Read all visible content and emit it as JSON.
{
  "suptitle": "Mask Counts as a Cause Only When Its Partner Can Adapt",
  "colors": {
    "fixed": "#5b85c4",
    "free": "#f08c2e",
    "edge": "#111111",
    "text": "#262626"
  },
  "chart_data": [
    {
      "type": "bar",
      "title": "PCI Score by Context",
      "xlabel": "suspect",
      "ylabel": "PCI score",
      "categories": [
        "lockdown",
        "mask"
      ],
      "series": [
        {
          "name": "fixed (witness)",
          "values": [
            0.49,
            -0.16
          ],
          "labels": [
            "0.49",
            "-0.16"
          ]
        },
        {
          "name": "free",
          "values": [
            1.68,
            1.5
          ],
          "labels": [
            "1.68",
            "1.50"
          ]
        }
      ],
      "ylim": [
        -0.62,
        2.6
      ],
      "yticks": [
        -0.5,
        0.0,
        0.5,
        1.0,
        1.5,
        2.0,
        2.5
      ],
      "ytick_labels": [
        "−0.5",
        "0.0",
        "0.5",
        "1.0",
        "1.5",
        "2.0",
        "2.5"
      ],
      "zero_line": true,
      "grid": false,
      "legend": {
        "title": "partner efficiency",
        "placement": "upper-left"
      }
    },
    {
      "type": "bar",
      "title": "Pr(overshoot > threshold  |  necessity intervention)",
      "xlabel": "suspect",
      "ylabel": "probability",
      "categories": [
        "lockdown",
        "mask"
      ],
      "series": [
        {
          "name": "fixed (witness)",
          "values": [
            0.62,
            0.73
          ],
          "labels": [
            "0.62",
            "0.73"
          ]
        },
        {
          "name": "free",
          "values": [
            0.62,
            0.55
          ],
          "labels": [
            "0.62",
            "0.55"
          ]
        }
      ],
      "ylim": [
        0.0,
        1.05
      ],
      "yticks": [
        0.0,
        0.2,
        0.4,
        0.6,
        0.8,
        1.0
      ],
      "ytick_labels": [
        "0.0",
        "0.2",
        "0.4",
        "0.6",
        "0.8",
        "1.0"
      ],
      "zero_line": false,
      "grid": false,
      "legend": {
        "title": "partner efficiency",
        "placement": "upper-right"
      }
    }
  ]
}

# Work instructions
Restate all of the entries exactly, please.

# Written solution
Read all visible content and emit it as JSON.
{
  "suptitle": "Mask Counts as a Cause Only When Its Partner Can Adapt",
  "colors": {
    "fixed": "#5b85c4",
    "free": "#f08c2e",
    "edge": "#111111",
    "text": "#262626"
  },
  "chart_data": [
    {
      "type": "bar",
      "title": "PCI Score by Context",
      "xlabel": "suspect",
      "ylabel": "PCI score",
      "categories": [
        "lockdown",
        "mask"
      ],
      "series": [
        {
          "name": "fixed (witness)",
          "values": [
            0.49,
            -0.16
          ],
          "labels": [
            "0.49",
            "-0.16"
          ]
        },
        {
          "name": "free",
          "values": [
            1.68,
            1.5
          ],
          "labels": [
            "1.68",
            "1.50"
          ]
        }
      ],
      "ylim": [
        -0.62,
        2.6
      ],
      "yticks": [
        -0.5,
        0.0,
        0.5,
        1.0,
        1.5,
        2.0,
        2.5
      ],
      "ytick_labels": [
        "−0.5",
        "0.0",
        "0.5",
        "1.0",
        "1.5",
        "2.0",
        "2.5"
      ],
      "zero_line": true,
      "grid": false,
      "legend": {
        "title": "partner efficiency",
        "placement": "upper-left"
      }
    },
    {
      "type": "bar",
      "title": "Pr(overshoot > threshold  |  necessity intervention)",
      "xlabel": "suspect",
      "ylabel": "probability",
      "categories": [
        "lockdown",
        "mask"
      ],
      "series": [
        {
          "name": "fixed (witness)",
          "values": [
            0.62,
            0.73
          ],
          "labels": [
            "0.62",
            "0.73"
          ]
        },
        {
          "name": "free",
          "values": [
            0.62,
            0.55
          ],
          "labels": [
            "0.62",
            "0.55"
          ]
        }
      ],
      "ylim": [
        0.0,
        1.05
      ],
      "yticks": [
        0.0,
        0.2,
        0.4,
        0.6,
        0.8,
        1.0
      ],
      "ytick_labels": [
        "0.0",
        "0.2",
        "0.4",
        "0.6",
        "0.8",
        "1.0"
      ],
      "zero_line": false,
      "grid": false,
      "legend": {
        "title": "partner efficiency",
        "placement": "upper-right"
      }
    }
  ]
}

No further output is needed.